● **Given request**
Where the data below has the string "JSON", return the whole line.
=== Records for the exercise ===
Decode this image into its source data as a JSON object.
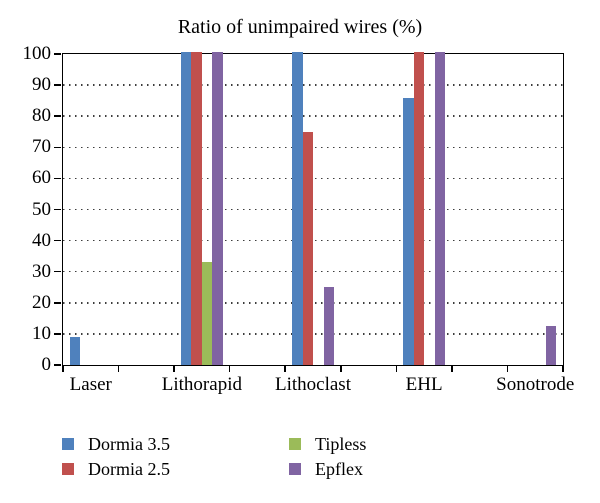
{
  "chart_data": {
    "type": "bar",
    "title": "Ratio of unimpaired wires (%)",
    "categories": [
      "Laser",
      "Lithorapid",
      "Lithoclast",
      "EHL",
      "Sonotrode"
    ],
    "series": [
      {
        "name": "Dormia 3.5",
        "color": "#4F81BD",
        "values": [
          9,
          100,
          100,
          86,
          0
        ]
      },
      {
        "name": "Dormia 2.5",
        "color": "#C0504D",
        "values": [
          0,
          100,
          75,
          100,
          0
        ]
      },
      {
        "name": "Tipless",
        "color": "#9BBB59",
        "values": [
          0,
          33,
          0,
          0,
          0
        ]
      },
      {
        "name": "Epflex",
        "color": "#8064A2",
        "values": [
          0,
          100,
          25,
          100,
          12.5
        ]
      }
    ],
    "xlabel": "",
    "ylabel": "",
    "ylim": [
      0,
      100
    ],
    "yticks": [
      0,
      10,
      20,
      30,
      40,
      50,
      60,
      70,
      80,
      90,
      100
    ],
    "grid": "horizontal-dotted",
    "spacer_between_categories": true,
    "legend_position": "bottom",
    "legend_columns": 2,
    "axis_color": "#000000",
    "background": "#ffffff"
  }
}
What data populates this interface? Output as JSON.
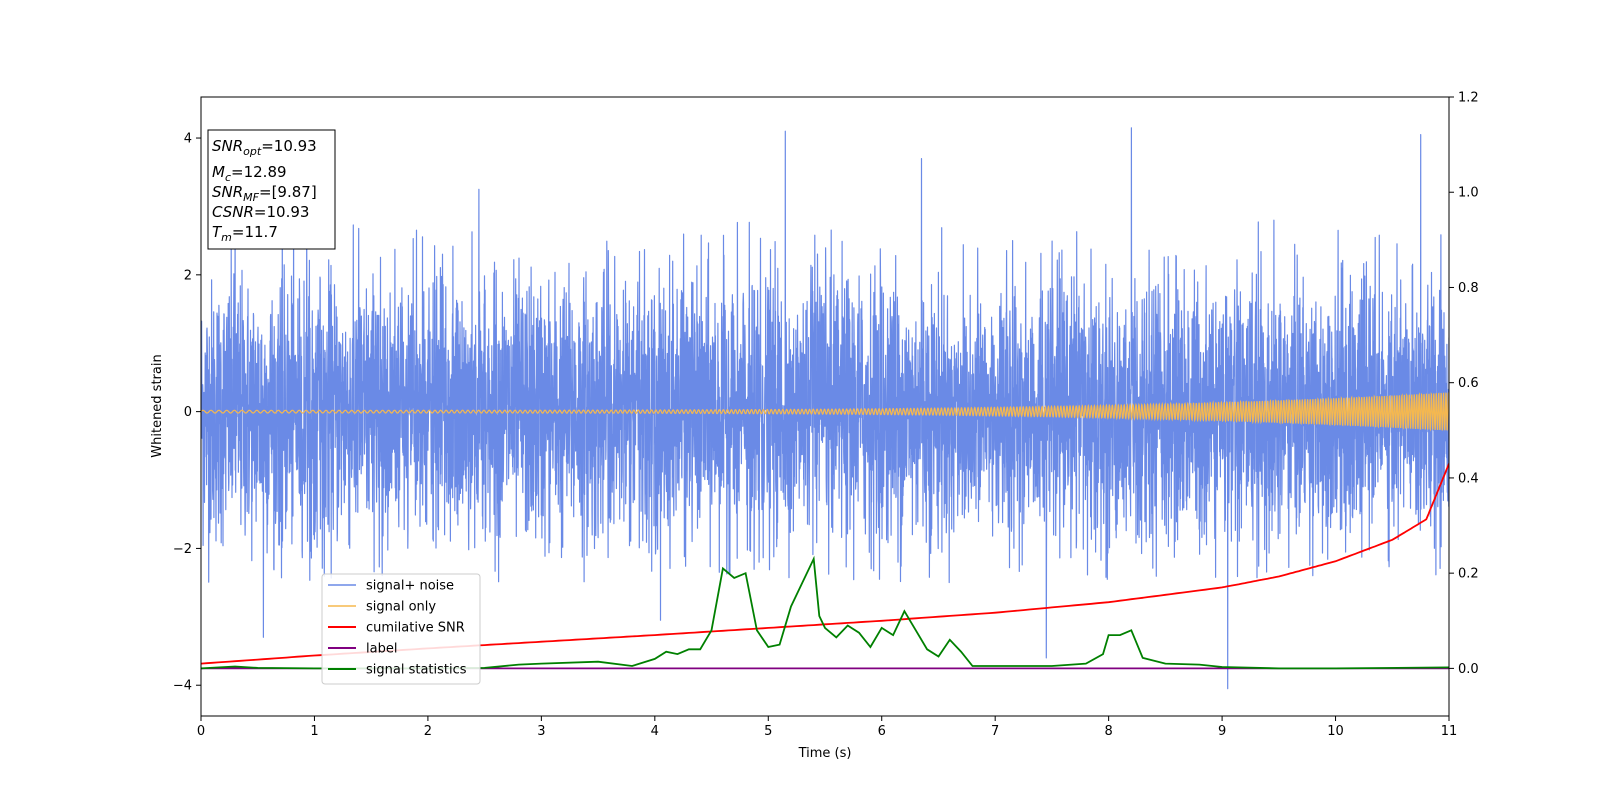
===
● **Correct result**
Decode this image into its source data as a JSON object.
What data populates this interface? Output as JSON.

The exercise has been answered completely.